Your objective: Filter the listing below, copying every line in which the word "Accounts" appears.

· · ·

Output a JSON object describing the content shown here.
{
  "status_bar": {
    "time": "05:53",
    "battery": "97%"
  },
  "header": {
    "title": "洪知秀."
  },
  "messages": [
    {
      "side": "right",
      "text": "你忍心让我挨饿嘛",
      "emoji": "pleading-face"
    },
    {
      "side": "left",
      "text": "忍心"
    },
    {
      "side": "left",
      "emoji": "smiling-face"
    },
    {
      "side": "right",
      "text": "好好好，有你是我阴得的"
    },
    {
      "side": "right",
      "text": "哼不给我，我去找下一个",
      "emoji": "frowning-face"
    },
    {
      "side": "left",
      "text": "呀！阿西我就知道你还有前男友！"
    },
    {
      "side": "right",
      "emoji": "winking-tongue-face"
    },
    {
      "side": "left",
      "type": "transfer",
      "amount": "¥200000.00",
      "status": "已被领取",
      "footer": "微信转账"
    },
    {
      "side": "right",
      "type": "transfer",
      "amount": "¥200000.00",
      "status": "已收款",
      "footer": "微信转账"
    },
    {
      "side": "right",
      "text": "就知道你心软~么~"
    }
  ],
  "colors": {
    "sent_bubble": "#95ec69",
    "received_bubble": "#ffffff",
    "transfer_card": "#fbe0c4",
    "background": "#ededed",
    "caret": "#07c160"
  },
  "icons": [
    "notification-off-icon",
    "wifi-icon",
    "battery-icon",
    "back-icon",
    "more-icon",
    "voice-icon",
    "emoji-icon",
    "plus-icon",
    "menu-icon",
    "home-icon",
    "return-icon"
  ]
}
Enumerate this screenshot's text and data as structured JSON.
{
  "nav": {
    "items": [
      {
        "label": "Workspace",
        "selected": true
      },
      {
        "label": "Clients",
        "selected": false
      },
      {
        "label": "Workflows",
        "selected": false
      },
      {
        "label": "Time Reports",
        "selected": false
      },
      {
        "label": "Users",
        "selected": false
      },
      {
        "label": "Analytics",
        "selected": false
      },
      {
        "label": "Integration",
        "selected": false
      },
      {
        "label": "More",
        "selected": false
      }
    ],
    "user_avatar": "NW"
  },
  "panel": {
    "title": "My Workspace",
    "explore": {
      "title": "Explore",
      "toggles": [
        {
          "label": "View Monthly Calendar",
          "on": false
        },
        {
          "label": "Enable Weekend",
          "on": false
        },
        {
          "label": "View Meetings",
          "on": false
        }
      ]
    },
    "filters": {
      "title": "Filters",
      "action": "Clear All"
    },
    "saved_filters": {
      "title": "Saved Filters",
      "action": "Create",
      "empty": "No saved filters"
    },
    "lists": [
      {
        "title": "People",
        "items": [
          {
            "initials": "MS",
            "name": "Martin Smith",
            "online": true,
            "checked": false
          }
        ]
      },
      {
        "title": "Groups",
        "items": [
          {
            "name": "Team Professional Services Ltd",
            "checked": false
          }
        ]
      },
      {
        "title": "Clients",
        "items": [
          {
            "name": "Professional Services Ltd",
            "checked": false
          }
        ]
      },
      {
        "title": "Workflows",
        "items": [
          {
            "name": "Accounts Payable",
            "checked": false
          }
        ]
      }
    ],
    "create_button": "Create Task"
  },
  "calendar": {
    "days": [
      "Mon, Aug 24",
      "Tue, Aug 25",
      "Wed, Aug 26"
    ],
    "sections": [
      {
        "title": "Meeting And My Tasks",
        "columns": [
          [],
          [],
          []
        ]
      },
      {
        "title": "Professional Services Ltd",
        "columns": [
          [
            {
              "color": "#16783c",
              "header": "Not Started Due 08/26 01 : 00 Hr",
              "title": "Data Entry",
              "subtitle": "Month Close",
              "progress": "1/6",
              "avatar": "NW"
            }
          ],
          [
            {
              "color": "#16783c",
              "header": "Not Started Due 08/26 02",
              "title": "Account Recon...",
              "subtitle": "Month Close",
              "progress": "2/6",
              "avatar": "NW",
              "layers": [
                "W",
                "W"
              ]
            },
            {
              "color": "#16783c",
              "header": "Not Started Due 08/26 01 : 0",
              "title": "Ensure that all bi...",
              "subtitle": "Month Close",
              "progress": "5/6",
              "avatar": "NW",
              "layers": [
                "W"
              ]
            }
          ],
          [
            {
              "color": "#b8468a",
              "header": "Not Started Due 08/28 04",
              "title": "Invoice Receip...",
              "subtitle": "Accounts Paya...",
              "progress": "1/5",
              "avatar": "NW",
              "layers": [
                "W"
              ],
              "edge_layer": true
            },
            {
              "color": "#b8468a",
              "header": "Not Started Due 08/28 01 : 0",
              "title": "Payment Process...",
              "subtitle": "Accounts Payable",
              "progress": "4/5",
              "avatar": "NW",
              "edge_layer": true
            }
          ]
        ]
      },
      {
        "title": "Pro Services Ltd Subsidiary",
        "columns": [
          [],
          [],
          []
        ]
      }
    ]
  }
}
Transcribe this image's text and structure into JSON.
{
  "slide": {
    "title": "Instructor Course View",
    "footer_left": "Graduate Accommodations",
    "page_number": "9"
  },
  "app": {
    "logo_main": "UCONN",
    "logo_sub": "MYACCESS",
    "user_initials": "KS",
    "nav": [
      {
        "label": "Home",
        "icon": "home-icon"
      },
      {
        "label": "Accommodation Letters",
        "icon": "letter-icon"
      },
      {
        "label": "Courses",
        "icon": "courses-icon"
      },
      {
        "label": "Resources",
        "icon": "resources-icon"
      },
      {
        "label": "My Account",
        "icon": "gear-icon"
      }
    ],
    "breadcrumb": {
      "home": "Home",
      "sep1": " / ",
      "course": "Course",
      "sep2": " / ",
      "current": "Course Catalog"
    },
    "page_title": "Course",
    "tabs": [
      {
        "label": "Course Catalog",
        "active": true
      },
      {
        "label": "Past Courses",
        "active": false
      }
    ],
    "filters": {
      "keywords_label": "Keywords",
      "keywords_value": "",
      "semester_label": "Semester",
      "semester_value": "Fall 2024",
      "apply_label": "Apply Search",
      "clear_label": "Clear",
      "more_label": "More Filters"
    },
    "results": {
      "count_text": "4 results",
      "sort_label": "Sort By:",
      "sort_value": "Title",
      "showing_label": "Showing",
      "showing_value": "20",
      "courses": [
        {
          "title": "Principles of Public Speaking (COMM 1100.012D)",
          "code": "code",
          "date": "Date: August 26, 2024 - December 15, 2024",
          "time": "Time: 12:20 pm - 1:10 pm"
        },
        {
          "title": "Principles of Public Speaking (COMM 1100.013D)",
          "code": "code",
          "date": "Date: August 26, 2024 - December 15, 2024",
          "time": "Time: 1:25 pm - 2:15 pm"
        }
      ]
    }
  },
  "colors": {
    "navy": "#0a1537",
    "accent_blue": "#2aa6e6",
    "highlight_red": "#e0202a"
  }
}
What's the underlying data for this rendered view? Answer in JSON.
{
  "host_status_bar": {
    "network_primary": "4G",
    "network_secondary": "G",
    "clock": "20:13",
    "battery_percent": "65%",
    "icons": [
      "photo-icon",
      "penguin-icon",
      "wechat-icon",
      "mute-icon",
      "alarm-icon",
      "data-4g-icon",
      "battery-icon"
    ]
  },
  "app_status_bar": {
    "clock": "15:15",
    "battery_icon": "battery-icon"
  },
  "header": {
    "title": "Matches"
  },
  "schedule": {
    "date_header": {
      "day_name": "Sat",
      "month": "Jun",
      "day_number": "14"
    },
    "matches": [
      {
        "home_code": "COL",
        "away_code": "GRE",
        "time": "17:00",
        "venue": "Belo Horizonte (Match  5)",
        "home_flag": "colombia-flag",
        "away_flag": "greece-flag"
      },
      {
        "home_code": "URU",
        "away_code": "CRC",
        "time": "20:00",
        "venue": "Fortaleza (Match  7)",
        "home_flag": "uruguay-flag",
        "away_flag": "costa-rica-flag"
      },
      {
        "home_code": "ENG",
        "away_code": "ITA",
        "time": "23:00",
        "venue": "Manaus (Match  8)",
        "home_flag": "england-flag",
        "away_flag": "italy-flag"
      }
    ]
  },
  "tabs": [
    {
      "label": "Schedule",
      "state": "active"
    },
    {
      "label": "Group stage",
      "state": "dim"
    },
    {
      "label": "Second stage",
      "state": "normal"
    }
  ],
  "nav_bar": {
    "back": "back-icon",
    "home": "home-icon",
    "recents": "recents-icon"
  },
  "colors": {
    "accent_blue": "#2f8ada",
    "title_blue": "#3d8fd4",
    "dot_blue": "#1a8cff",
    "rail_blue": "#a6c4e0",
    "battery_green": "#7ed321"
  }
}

· · ·

Task output:
            "name": "Accounts Payable",
              "subtitle": "Accounts Paya...",
              "subtitle": "Accounts Payable",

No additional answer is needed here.